[BEGIN]

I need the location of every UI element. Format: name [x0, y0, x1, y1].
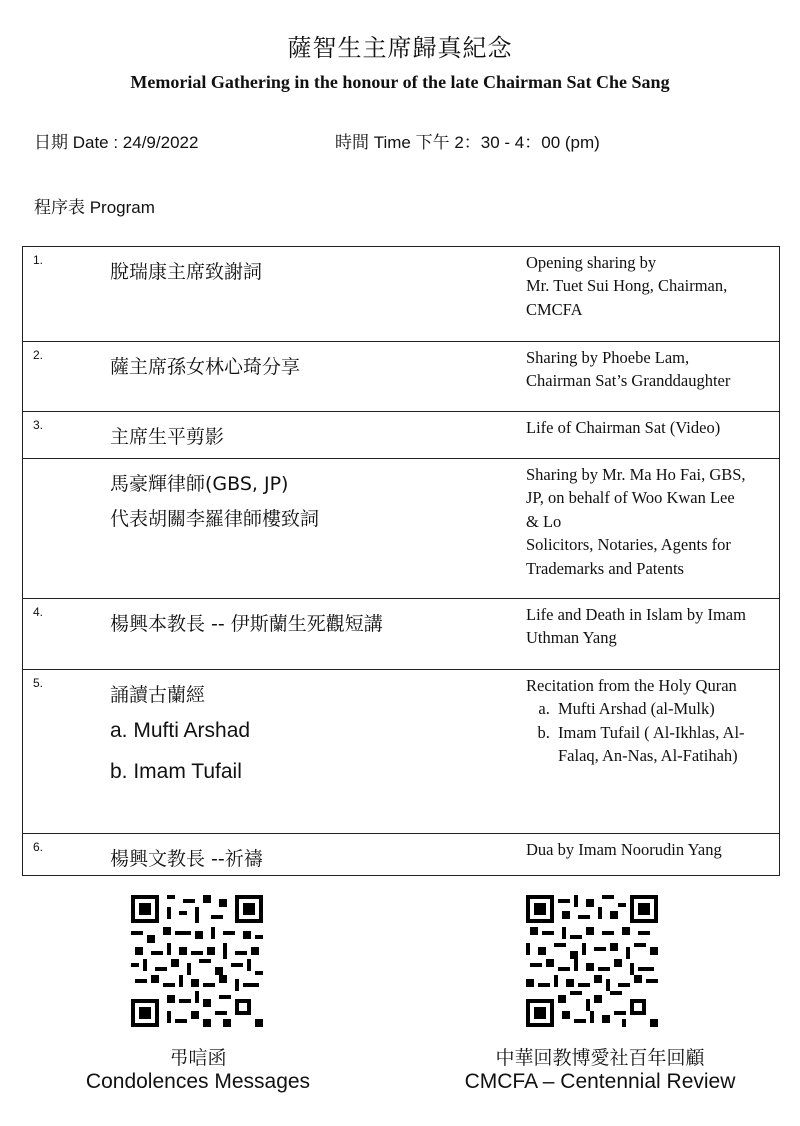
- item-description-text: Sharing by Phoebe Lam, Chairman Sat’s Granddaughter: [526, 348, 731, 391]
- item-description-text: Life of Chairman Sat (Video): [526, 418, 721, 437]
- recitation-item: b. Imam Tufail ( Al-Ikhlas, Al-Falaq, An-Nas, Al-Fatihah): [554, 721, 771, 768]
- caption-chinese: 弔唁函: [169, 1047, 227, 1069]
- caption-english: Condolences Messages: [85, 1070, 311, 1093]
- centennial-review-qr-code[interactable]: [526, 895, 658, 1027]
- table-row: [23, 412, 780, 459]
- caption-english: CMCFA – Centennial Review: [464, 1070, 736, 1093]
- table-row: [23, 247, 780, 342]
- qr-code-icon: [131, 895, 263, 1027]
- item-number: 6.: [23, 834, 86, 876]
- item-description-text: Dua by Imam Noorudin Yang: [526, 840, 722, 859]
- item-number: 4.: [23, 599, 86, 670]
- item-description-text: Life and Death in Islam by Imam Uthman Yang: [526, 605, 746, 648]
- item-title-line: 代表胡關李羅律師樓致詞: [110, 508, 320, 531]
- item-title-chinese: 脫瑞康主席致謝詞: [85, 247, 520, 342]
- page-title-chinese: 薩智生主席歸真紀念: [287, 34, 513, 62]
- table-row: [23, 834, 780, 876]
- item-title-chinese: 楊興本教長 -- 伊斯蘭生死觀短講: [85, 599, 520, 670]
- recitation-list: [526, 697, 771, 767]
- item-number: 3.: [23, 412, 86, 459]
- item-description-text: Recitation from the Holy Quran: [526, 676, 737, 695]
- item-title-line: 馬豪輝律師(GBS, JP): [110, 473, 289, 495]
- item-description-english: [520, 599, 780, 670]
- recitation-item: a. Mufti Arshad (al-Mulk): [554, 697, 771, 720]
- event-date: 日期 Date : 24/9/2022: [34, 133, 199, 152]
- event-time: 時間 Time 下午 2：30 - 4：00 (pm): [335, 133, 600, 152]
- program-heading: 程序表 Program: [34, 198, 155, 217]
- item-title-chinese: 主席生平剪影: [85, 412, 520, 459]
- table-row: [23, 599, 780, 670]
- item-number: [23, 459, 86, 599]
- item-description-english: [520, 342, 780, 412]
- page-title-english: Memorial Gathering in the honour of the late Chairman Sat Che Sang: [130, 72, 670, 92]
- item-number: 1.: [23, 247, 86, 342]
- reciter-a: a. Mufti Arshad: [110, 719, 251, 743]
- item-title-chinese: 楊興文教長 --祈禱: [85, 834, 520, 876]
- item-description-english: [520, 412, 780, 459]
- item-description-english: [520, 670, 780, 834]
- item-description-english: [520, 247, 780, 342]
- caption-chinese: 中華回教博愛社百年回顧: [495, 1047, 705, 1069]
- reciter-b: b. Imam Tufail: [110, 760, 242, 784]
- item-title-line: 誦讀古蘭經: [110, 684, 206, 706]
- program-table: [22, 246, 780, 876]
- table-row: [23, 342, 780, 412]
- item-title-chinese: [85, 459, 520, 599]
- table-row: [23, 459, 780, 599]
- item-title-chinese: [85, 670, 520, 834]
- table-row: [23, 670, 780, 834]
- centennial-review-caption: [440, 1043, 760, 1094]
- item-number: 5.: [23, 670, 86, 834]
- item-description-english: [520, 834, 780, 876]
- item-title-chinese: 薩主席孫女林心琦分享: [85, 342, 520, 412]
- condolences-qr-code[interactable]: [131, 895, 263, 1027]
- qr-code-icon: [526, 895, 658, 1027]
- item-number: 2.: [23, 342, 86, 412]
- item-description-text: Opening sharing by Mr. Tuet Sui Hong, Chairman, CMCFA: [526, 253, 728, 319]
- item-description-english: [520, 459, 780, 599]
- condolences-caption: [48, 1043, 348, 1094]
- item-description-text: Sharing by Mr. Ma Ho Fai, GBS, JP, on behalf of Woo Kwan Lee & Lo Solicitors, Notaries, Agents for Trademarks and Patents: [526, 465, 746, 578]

[END]

■ **Requirements**: Rewrite the records in full, substituting "program-row" for every "table-row" and changing nothing else. Omit the picture.

■ **Solution for this task**:
I need the location of every UI element. Format: name [x0, y0, x1, y1].
- item-description-text: Sharing by Phoebe Lam, Chairman Sat’s Granddaughter: [526, 348, 731, 391]
- item-description-text: Life of Chairman Sat (Video): [526, 418, 721, 437]
- recitation-item: b. Imam Tufail ( Al-Ikhlas, Al-Falaq, An-Nas, Al-Fatihah): [554, 721, 771, 768]
- caption-chinese: 弔唁函: [169, 1047, 227, 1069]
- caption-english: Condolences Messages: [85, 1070, 311, 1093]
- centennial-review-qr-code[interactable]: [526, 895, 658, 1027]
- program-row: [23, 412, 780, 459]
- caption-english: CMCFA – Centennial Review: [464, 1070, 736, 1093]
- program-row: [23, 247, 780, 342]
- qr-code-icon: [131, 895, 263, 1027]
- item-number: 6.: [23, 834, 86, 876]
- item-description-text: Dua by Imam Noorudin Yang: [526, 840, 722, 859]
- item-number: 4.: [23, 599, 86, 670]
- item-description-text: Life and Death in Islam by Imam Uthman Yang: [526, 605, 746, 648]
- item-title-line: 代表胡關李羅律師樓致詞: [110, 508, 320, 531]
- item-title-chinese: 脫瑞康主席致謝詞: [85, 247, 520, 342]
- page-title-chinese: 薩智生主席歸真紀念: [287, 34, 513, 62]
- program-row: [23, 834, 780, 876]
- item-title-chinese: 楊興本教長 -- 伊斯蘭生死觀短講: [85, 599, 520, 670]
- recitation-list: [526, 697, 771, 767]
- item-number: 3.: [23, 412, 86, 459]
- item-description-text: Recitation from the Holy Quran: [526, 676, 737, 695]
- item-title-line: 馬豪輝律師(GBS, JP): [110, 473, 289, 495]
- item-description-english: [520, 599, 780, 670]
- recitation-item: a. Mufti Arshad (al-Mulk): [554, 697, 771, 720]
- event-date: 日期 Date : 24/9/2022: [34, 133, 199, 152]
- event-time: 時間 Time 下午 2：30 - 4：00 (pm): [335, 133, 600, 152]
- program-heading: 程序表 Program: [34, 198, 155, 217]
- item-title-chinese: 主席生平剪影: [85, 412, 520, 459]
- program-row: [23, 599, 780, 670]
- item-number: [23, 459, 86, 599]
- item-description-english: [520, 342, 780, 412]
- page-title-english: Memorial Gathering in the honour of the late Chairman Sat Che Sang: [130, 72, 670, 92]
- item-number: 1.: [23, 247, 86, 342]
- reciter-a: a. Mufti Arshad: [110, 719, 251, 743]
- item-title-chinese: 楊興文教長 --祈禱: [85, 834, 520, 876]
- item-description-english: [520, 412, 780, 459]
- item-description-english: [520, 670, 780, 834]
- item-description-english: [520, 247, 780, 342]
- caption-chinese: 中華回教博愛社百年回顧: [495, 1047, 705, 1069]
- reciter-b: b. Imam Tufail: [110, 760, 242, 784]
- item-title-line: 誦讀古蘭經: [110, 684, 206, 706]
- program-table: [22, 246, 780, 876]
- program-row: [23, 342, 780, 412]
- item-title-chinese: [85, 459, 520, 599]
- program-row: [23, 459, 780, 599]
- item-title-chinese: [85, 670, 520, 834]
- program-row: [23, 670, 780, 834]
- centennial-review-caption: [440, 1043, 760, 1094]
- item-number: 5.: [23, 670, 86, 834]
- item-description-english: [520, 834, 780, 876]
- item-title-chinese: 薩主席孫女林心琦分享: [85, 342, 520, 412]
- condolences-qr-code[interactable]: [131, 895, 263, 1027]
- qr-code-icon: [526, 895, 658, 1027]
- item-number: 2.: [23, 342, 86, 412]
- item-description-text: Opening sharing by Mr. Tuet Sui Hong, Chairman, CMCFA: [526, 253, 728, 319]
- item-description-english: [520, 459, 780, 599]
- condolences-caption: [48, 1043, 348, 1094]
- item-description-text: Sharing by Mr. Ma Ho Fai, GBS, JP, on behalf of Woo Kwan Lee & Lo Solicitors, Notaries, Agents for Trademarks and Patents: [526, 465, 746, 578]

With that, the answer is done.